Selected text section start

Routine activities that once seemed trivial—like dining out, grabbing coffee, or visiting friends—have been drastically altered, if not completely halted.
Even essential errands, such as grocery shopping, have become akin to navigating an obstacle course.
Under such circumstances, it’s understandable that anxiety and boredom have surged for many, including myself. Some resort to challenging jigsaw puzzles, while others find escape in the digital realm of Animal Crossing.
For data enthusiasts like me, our focus has shifted to COVID-19 data dashboards derived from sources such as the New York Times and the European Union.
Honestly, I've never encountered so many data dashboards on a single topic as I have with COVID-19. While many of these dashboards offer valuable insights, it’s crucial to scrutinize the messages conveyed through our visual representations, especially during an ongoing pandemic where individual actions can significantly influence outcomes on both local and global scales.
Let’s explore some of the potential for unintended consequences that can arise from these visualizations.

Selected text section end
Dataset section start

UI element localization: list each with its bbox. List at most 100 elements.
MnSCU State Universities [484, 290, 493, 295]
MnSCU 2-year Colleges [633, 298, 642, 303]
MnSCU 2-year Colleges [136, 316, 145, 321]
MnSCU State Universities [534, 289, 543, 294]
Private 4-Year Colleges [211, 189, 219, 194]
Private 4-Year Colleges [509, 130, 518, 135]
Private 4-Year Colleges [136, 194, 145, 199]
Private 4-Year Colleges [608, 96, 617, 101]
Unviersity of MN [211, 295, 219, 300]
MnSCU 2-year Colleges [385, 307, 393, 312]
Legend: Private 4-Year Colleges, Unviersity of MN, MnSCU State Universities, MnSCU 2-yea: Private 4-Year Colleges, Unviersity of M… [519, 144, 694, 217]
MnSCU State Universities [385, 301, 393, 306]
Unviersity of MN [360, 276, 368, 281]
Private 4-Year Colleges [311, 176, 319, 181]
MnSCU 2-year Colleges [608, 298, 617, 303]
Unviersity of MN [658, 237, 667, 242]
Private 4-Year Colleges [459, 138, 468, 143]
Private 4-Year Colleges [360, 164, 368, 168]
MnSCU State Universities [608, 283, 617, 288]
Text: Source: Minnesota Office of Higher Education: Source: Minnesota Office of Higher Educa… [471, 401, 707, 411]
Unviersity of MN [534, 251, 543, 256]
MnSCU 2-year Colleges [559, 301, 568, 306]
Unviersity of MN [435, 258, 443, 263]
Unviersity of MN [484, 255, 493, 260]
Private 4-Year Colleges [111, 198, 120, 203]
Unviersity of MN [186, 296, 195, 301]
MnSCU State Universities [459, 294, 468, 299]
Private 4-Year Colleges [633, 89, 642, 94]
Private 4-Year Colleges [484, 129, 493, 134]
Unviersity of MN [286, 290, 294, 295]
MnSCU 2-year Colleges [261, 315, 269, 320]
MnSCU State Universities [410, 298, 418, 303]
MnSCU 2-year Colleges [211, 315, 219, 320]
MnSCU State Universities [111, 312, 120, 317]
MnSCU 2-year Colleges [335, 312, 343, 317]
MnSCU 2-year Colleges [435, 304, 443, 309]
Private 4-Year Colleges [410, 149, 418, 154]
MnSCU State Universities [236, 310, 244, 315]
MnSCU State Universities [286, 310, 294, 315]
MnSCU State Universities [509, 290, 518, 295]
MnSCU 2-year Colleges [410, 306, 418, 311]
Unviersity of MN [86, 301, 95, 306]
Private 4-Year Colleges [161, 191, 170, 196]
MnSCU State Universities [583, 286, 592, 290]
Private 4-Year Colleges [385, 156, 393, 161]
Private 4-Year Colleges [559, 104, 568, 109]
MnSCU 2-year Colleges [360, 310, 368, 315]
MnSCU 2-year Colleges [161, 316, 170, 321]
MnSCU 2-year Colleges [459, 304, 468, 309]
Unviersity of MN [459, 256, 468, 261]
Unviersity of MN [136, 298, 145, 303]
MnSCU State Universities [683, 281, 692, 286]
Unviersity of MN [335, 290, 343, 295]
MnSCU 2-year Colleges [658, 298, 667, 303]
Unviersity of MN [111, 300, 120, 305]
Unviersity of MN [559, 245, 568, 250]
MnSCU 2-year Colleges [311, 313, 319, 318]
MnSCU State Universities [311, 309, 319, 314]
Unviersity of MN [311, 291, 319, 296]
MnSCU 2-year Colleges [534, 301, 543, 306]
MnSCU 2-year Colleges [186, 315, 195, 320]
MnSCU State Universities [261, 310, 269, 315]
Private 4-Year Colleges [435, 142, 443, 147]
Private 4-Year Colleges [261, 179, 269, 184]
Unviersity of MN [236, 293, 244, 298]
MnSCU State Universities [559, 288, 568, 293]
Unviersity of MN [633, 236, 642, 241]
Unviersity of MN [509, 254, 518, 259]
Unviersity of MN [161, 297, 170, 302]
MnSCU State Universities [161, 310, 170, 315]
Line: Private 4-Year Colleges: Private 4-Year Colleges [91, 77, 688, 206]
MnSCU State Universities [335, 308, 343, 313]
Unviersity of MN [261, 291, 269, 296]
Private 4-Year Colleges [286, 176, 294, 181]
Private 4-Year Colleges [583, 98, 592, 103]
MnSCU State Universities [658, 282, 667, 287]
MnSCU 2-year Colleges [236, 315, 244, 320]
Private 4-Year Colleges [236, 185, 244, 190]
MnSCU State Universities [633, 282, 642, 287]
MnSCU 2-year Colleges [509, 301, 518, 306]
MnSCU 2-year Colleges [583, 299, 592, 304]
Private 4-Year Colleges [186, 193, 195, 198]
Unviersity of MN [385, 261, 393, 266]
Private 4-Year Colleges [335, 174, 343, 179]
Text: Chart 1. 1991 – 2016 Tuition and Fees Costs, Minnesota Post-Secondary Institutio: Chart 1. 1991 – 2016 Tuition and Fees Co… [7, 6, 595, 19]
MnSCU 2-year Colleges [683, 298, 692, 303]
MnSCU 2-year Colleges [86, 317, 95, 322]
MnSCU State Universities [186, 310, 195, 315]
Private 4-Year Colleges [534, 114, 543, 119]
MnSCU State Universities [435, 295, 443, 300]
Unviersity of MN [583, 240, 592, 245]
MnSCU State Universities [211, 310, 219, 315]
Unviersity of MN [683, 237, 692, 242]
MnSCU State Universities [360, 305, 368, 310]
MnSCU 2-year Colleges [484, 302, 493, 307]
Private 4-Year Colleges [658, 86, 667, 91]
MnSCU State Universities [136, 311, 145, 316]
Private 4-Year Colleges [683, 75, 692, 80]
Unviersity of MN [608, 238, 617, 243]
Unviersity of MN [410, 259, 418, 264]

Dataset section end

Activity A: In the passage on COVID-19 dashboards, why is scrutinizing the messages in visualizations especially important during the pandemic? Answer in one to three sentences.
Activity B: Repeat the passage on COVID-19 dashboards between "Even essential errands, such" and "of Animal Crossing.", inclusive.

Exercise output A: During an ongoing pandemic, individual actions can significantly influence outcomes on both local and global scales, so the messages that visual representations convey matter more.

Exercise output B:
Even essential errands, such as grocery shopping, have become akin to navigating an obstacle course.
Under such circumstances, it’s understandable that anxiety and boredom have surged for many, including myself. Some resort to challenging jigsaw puzzles, while others find escape in the digital realm of Animal Crossing.